Prompt → Tally the lines that contain the string "процесс" and state that total without comment.

Dataset records →
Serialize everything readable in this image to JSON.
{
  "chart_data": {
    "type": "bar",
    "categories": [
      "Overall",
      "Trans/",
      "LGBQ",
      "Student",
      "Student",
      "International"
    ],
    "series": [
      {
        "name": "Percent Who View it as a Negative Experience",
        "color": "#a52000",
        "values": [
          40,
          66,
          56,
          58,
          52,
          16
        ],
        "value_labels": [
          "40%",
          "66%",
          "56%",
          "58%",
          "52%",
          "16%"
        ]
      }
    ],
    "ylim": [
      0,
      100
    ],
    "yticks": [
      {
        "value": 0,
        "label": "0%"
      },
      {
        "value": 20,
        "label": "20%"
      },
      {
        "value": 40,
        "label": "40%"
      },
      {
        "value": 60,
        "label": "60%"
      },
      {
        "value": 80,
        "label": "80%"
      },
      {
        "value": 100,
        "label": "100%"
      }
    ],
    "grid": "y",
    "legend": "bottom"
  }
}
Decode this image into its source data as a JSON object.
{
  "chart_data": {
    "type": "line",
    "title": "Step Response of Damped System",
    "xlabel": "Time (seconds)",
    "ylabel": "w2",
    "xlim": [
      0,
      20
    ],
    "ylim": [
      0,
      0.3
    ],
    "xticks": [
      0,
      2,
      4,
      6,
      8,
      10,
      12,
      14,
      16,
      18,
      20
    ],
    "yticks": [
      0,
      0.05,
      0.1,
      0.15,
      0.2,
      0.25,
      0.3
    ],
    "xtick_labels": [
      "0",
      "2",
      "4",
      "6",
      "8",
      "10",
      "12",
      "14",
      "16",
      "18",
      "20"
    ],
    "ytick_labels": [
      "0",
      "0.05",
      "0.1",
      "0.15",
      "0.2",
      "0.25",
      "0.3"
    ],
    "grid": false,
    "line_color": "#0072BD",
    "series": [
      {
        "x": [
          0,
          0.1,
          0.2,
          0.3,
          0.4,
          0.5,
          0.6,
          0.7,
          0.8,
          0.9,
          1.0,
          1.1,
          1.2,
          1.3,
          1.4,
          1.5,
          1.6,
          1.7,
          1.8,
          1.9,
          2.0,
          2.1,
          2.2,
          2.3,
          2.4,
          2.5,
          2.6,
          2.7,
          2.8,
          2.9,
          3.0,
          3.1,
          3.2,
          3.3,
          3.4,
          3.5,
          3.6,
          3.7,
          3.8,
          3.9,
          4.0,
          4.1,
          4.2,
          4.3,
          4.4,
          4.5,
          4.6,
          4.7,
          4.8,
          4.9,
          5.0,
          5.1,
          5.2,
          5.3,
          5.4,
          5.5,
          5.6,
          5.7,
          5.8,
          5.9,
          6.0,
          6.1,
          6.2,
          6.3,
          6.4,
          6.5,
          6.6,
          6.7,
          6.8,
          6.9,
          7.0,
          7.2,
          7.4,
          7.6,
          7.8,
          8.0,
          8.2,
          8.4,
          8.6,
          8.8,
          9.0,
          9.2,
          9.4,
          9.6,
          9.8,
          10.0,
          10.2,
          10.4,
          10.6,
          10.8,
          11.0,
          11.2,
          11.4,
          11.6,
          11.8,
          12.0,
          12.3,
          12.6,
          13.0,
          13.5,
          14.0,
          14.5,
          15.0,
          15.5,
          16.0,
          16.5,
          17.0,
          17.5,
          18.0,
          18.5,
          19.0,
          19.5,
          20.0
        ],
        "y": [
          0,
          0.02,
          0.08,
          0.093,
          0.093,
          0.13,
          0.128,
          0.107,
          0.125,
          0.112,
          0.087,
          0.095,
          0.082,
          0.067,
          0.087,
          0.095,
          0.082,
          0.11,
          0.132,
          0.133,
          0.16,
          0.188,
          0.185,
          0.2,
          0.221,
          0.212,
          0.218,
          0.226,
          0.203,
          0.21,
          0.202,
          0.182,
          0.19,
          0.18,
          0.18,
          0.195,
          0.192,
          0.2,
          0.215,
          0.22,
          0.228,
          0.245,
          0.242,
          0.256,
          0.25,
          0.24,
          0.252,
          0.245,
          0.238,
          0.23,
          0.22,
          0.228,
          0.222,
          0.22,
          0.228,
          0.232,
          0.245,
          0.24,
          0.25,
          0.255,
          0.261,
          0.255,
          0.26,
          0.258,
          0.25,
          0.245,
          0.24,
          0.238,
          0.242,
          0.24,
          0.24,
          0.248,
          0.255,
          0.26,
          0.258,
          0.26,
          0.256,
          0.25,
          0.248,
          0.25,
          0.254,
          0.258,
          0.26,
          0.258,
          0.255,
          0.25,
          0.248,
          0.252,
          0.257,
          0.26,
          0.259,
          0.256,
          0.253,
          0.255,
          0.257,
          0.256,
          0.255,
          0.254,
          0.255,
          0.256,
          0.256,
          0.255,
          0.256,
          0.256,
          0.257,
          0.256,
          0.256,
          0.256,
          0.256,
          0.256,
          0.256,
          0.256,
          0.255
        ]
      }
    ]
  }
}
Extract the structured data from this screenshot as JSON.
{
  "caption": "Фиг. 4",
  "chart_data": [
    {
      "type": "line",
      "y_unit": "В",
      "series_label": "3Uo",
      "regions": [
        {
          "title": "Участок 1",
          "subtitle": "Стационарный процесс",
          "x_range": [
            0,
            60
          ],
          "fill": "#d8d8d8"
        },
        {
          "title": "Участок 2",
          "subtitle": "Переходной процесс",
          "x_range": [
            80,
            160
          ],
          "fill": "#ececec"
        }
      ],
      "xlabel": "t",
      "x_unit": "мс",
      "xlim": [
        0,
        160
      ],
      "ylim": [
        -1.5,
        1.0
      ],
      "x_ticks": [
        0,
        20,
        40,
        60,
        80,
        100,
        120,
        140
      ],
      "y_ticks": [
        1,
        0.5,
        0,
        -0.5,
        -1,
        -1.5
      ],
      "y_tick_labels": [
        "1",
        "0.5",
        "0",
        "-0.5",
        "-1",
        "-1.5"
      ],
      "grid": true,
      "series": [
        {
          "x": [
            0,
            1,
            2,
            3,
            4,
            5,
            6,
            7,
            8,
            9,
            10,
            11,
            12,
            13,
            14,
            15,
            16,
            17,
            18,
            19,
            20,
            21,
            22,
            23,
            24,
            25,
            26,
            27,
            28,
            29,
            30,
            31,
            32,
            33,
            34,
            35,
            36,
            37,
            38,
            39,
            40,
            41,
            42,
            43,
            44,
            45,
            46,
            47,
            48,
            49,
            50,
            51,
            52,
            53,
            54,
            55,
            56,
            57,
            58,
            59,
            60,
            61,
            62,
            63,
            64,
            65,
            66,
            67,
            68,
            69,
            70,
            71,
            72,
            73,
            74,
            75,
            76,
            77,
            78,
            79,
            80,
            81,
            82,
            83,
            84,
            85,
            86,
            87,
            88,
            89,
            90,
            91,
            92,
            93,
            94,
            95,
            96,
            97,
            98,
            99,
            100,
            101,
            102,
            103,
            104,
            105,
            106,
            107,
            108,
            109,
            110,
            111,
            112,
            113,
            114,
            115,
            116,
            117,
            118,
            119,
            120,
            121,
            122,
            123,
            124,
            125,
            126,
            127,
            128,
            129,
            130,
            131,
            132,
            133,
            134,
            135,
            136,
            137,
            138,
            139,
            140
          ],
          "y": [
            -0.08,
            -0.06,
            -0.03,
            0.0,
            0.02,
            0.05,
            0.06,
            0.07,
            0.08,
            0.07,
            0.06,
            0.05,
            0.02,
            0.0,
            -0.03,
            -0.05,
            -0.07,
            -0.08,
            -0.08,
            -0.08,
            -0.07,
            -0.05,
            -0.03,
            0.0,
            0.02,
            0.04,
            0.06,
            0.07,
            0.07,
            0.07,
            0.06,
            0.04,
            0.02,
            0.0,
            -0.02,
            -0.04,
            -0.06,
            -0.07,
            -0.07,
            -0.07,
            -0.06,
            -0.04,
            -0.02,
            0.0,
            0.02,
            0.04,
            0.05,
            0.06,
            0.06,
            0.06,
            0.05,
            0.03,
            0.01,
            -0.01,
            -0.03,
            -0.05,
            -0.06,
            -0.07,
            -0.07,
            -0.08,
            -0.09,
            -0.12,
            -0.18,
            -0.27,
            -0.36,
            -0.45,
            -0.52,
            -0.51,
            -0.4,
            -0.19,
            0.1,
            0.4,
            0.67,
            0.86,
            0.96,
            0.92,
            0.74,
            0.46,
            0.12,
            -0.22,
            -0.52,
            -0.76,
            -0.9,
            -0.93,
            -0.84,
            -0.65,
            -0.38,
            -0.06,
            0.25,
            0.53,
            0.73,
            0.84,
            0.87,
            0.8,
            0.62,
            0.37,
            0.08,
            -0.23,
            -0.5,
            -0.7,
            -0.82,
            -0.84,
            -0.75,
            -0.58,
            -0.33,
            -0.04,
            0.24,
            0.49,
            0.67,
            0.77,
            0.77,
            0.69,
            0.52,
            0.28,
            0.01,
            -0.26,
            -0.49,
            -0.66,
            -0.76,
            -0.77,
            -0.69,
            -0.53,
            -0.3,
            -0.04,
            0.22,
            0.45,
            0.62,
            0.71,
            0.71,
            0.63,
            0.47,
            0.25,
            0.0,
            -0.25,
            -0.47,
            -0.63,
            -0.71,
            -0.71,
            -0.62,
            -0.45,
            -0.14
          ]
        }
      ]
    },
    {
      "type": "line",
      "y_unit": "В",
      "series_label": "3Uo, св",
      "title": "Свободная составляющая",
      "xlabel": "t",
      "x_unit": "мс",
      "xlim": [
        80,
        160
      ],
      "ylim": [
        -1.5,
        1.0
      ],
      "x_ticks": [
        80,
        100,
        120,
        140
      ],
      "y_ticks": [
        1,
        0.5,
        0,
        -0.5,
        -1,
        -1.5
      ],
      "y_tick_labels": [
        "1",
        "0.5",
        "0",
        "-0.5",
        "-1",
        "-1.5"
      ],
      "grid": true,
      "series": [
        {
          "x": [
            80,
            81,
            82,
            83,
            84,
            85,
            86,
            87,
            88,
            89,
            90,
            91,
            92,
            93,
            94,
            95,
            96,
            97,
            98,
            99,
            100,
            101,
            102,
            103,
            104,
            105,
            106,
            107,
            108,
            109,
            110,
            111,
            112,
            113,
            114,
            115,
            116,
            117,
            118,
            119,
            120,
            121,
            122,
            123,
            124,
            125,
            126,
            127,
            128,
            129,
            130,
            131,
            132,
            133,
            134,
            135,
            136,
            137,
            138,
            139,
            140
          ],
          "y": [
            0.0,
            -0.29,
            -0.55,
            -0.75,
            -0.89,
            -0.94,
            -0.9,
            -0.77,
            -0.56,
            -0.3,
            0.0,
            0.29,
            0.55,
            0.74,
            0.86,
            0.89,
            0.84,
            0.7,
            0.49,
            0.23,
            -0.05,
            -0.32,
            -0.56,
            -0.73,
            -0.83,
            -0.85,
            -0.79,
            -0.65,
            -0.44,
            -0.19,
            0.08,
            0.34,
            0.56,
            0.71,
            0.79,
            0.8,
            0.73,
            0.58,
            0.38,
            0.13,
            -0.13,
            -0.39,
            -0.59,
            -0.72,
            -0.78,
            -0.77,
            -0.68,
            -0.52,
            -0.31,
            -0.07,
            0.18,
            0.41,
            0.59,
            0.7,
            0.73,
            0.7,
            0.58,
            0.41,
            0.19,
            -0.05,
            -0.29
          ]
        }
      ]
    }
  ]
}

Written answer → 2